**Task directions**
Copy everything from the start of the records down to the line "The passenger 5 is at (338, 304).", replacing "schematically" with "diagrammatically" and leaving all else unchanged.

---*---

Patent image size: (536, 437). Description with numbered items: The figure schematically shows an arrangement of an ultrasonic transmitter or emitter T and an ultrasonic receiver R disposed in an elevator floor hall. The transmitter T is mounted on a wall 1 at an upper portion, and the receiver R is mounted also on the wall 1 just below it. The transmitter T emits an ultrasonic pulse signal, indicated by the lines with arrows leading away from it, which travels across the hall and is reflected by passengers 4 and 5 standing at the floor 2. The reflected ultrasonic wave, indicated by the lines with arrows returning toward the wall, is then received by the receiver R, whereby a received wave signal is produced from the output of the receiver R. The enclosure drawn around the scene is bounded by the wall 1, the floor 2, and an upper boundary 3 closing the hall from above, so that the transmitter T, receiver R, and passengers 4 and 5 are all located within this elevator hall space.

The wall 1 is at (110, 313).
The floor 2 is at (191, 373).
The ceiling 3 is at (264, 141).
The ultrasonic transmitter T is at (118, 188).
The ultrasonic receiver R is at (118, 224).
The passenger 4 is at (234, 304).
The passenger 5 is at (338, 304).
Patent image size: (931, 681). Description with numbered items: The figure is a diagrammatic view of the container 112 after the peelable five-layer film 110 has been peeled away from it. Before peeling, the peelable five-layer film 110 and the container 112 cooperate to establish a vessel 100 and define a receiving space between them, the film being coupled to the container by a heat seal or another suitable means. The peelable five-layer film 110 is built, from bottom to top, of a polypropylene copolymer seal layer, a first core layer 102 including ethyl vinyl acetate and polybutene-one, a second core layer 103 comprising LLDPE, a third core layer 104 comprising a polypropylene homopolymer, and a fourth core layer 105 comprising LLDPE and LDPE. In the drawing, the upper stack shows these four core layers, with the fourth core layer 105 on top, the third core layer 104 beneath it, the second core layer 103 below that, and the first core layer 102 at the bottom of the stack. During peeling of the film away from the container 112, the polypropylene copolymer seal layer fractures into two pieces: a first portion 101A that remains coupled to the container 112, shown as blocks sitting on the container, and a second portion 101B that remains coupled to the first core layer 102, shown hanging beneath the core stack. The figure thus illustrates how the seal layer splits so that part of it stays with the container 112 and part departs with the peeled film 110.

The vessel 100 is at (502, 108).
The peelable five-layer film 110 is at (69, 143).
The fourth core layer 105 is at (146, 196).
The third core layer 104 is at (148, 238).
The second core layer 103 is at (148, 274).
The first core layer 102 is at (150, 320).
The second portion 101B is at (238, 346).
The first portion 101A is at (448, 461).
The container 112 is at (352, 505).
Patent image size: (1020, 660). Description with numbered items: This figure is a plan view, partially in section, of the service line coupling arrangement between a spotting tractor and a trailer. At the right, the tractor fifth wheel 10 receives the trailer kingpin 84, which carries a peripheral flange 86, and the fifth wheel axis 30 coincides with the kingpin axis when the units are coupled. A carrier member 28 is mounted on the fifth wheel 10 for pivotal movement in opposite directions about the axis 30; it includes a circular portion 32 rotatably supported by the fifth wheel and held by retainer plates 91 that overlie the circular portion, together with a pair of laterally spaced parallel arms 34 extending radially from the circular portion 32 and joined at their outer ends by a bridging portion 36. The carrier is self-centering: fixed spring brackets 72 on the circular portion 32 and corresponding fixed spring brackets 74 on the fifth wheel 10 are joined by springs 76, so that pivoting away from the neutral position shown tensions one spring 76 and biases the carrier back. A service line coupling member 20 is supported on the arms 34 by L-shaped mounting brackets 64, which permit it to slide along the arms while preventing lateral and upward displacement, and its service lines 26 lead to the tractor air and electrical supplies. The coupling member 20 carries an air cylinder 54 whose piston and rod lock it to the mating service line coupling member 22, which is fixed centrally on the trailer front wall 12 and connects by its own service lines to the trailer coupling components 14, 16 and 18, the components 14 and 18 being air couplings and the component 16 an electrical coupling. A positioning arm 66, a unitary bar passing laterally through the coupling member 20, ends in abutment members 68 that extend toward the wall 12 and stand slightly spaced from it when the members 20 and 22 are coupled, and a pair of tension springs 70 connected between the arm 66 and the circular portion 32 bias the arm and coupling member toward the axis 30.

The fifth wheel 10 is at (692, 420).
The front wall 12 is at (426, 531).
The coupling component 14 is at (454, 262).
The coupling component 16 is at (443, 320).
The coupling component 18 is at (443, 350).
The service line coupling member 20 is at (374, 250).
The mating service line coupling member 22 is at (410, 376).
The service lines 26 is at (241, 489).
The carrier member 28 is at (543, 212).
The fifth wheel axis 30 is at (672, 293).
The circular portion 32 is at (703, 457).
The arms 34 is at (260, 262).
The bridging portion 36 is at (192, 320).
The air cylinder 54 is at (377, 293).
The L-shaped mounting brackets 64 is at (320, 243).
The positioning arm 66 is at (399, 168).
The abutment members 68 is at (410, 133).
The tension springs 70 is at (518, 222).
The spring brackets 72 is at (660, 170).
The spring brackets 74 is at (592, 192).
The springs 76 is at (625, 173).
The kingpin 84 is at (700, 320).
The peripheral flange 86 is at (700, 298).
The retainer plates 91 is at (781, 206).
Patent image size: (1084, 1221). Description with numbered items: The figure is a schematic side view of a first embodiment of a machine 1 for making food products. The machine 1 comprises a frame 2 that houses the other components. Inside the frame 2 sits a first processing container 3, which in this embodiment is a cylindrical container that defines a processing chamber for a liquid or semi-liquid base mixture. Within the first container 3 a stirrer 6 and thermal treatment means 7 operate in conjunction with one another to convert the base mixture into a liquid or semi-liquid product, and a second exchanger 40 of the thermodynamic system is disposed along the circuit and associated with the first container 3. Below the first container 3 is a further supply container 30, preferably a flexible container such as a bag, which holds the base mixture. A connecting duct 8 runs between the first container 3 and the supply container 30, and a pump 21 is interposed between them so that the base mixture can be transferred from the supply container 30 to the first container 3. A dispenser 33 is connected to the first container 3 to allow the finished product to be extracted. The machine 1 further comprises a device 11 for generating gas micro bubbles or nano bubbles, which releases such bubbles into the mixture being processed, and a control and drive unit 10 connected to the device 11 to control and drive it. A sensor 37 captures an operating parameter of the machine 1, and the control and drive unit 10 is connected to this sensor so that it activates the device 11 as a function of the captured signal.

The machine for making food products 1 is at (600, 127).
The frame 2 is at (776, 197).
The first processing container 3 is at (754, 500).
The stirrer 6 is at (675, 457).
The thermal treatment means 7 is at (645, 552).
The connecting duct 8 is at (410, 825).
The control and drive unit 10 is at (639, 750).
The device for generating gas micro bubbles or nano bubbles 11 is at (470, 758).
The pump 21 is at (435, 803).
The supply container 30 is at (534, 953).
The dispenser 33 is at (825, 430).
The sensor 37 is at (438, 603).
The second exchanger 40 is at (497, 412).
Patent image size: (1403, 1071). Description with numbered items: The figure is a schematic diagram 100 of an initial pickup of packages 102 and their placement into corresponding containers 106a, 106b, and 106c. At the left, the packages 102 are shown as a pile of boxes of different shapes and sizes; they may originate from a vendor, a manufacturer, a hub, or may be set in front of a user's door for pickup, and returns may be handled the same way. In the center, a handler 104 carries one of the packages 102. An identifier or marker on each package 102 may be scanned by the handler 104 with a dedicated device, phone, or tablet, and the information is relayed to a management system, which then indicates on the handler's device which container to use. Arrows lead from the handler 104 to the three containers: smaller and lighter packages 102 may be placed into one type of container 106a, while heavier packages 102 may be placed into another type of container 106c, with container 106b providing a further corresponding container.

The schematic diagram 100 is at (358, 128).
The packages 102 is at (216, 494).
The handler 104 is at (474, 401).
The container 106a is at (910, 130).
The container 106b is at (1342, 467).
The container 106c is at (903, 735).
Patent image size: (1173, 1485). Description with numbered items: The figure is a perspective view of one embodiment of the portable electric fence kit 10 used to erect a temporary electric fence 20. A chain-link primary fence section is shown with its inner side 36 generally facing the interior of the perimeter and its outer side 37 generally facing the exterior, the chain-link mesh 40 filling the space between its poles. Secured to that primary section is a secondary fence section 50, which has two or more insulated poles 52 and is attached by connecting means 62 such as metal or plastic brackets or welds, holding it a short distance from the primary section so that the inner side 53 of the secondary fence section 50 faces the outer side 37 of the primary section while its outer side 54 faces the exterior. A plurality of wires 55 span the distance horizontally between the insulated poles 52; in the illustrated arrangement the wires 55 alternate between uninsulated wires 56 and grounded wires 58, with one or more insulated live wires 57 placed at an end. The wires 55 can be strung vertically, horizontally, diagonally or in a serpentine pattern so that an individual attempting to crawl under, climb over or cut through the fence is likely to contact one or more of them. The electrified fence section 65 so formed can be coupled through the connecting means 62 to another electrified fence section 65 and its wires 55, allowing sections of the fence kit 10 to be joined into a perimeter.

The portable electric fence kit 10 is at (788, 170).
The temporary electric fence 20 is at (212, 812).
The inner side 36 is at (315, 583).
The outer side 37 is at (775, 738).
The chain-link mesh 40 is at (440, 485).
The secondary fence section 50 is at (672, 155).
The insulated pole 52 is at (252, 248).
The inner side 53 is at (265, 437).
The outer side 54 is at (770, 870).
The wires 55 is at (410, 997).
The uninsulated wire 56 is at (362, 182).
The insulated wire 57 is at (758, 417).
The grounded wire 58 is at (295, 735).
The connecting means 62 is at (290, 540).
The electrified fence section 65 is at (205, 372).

---*---

**Completed task**
Patent image size: (536, 437). Description with numbered items: The figure diagrammatically shows an arrangement of an ultrasonic transmitter or emitter T and an ultrasonic receiver R disposed in an elevator floor hall. The transmitter T is mounted on a wall 1 at an upper portion, and the receiver R is mounted also on the wall 1 just below it. The transmitter T emits an ultrasonic pulse signal, indicated by the lines with arrows leading away from it, which travels across the hall and is reflected by passengers 4 and 5 standing at the floor 2. The reflected ultrasonic wave, indicated by the lines with arrows returning toward the wall, is then received by the receiver R, whereby a received wave signal is produced from the output of the receiver R. The enclosure drawn around the scene is bounded by the wall 1, the floor 2, and an upper boundary 3 closing the hall from above, so that the transmitter T, receiver R, and passengers 4 and 5 are all located within this elevator hall space.

The wall 1 is at (110, 313).
The floor 2 is at (191, 373).
The ceiling 3 is at (264, 141).
The ultrasonic transmitter T is at (118, 188).
The ultrasonic receiver R is at (118, 224).
The passenger 4 is at (234, 304).
The passenger 5 is at (338, 304).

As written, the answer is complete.